(Stored data)
<<<<

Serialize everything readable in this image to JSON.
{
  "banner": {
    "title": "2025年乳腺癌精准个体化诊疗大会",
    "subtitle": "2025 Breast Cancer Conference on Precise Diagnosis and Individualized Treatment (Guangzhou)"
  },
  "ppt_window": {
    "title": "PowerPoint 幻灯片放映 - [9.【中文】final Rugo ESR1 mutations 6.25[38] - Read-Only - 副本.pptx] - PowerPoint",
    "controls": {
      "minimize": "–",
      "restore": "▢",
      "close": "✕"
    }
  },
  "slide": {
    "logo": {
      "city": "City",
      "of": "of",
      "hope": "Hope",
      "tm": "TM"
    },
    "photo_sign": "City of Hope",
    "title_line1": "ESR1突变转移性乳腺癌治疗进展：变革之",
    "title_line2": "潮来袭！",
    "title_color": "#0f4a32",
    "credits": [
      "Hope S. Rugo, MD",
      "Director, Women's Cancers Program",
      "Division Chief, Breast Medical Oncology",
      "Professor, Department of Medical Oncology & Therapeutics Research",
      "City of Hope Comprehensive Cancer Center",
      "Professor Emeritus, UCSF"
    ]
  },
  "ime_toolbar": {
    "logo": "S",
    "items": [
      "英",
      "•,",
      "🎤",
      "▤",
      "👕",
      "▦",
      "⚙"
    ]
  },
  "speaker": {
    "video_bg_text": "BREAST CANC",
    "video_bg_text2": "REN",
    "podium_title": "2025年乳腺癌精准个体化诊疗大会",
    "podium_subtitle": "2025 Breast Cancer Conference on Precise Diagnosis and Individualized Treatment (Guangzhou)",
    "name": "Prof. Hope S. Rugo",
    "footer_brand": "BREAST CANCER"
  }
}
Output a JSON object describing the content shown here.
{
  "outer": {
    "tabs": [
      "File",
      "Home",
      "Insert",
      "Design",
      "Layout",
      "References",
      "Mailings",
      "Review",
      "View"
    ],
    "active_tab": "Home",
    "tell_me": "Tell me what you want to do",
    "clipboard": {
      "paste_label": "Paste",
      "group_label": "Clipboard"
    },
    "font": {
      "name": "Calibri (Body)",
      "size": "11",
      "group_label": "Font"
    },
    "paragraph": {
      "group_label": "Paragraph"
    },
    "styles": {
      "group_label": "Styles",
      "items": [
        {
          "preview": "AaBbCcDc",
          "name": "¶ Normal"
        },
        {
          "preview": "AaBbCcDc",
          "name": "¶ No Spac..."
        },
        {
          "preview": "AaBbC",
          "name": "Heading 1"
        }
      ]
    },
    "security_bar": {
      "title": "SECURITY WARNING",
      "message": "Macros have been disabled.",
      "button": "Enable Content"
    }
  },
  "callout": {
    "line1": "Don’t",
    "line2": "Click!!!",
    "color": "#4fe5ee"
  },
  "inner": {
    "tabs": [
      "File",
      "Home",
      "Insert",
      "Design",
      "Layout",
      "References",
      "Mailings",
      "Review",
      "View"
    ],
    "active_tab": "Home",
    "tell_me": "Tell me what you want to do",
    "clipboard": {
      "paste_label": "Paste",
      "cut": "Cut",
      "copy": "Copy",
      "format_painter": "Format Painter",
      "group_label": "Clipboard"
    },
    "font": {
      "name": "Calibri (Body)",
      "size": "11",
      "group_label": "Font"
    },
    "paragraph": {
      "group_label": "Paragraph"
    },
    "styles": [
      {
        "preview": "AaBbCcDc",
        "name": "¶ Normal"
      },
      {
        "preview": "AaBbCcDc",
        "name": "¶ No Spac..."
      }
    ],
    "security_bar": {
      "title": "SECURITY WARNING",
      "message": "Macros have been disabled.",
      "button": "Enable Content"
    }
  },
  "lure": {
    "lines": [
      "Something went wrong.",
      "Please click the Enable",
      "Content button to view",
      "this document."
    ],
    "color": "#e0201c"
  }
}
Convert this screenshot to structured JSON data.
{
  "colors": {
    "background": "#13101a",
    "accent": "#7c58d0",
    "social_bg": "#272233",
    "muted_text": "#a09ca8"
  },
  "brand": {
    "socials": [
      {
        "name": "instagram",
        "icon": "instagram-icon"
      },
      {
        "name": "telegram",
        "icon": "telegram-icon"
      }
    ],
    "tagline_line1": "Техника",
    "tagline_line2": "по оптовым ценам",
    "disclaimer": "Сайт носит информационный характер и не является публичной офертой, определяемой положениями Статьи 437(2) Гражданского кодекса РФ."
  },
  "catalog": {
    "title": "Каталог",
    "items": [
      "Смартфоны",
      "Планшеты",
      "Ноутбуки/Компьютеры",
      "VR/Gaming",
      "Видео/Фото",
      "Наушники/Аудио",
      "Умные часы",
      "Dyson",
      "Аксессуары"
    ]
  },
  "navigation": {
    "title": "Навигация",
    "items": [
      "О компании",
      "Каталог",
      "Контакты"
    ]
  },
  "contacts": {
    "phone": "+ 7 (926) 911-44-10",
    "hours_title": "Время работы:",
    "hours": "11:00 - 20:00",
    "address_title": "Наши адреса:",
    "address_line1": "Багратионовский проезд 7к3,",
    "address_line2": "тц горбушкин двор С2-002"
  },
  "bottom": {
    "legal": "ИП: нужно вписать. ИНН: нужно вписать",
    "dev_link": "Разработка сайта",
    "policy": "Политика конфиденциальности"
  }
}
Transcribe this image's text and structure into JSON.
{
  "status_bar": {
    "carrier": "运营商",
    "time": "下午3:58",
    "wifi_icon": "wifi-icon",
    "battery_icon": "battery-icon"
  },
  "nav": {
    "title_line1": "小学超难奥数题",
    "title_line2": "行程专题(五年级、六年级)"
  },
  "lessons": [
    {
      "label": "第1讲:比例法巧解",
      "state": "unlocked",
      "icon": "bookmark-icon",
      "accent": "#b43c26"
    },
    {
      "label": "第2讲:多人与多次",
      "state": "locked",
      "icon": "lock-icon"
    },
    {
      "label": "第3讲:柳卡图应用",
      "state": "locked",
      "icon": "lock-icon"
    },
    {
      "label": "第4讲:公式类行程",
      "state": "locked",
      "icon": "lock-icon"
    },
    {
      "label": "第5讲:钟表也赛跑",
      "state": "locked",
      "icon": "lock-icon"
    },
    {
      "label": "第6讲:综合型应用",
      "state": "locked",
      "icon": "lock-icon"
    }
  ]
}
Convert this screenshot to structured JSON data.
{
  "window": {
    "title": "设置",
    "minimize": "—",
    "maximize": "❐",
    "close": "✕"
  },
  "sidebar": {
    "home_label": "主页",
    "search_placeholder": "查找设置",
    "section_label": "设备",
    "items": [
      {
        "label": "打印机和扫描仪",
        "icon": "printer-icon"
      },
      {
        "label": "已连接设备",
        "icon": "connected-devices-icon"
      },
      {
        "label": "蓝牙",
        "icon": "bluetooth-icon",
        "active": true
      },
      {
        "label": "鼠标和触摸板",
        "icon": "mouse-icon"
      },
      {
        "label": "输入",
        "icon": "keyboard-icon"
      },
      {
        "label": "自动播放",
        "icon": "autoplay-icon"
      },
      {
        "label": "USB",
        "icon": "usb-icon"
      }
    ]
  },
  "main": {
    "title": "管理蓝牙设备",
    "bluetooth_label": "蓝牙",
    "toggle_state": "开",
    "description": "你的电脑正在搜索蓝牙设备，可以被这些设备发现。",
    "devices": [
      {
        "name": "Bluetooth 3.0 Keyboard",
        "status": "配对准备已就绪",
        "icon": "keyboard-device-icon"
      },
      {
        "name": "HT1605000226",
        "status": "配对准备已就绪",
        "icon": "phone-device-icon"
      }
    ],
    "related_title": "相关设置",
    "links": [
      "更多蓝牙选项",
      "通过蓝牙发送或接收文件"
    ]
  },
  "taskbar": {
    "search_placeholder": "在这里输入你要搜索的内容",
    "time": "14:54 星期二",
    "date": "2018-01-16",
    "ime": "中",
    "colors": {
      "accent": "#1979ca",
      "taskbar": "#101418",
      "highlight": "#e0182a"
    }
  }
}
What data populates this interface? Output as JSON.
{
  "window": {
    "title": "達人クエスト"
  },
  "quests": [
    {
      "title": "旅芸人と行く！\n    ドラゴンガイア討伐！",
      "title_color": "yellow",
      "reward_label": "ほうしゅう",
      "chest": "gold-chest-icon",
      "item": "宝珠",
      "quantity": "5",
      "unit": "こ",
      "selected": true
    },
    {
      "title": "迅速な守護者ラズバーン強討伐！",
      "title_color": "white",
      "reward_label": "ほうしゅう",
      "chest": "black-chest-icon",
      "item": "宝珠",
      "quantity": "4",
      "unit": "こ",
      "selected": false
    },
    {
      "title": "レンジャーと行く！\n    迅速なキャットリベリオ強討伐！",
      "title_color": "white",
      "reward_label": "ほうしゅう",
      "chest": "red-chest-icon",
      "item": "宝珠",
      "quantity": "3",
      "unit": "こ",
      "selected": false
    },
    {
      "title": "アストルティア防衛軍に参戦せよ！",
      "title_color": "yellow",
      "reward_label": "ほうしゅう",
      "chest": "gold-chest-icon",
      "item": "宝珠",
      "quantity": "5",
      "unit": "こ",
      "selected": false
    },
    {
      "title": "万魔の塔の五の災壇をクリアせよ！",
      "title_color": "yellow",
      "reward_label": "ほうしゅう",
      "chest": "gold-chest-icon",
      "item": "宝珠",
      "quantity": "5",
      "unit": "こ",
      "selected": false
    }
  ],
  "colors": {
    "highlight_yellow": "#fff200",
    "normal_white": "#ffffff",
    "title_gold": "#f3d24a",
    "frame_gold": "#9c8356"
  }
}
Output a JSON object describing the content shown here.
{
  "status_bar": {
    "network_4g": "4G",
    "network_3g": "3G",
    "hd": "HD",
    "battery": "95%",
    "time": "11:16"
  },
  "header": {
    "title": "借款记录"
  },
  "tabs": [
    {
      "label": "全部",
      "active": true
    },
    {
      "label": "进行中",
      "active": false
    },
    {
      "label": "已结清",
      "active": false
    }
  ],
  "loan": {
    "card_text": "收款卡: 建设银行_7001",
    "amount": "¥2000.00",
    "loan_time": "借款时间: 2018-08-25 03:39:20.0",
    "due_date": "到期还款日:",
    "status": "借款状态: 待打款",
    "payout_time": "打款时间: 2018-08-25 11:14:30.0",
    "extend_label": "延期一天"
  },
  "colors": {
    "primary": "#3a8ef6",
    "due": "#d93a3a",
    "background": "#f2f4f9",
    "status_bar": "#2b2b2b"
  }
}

>>>>

Count the lines in the entries above that include the string "instagram", then give only that figure.

2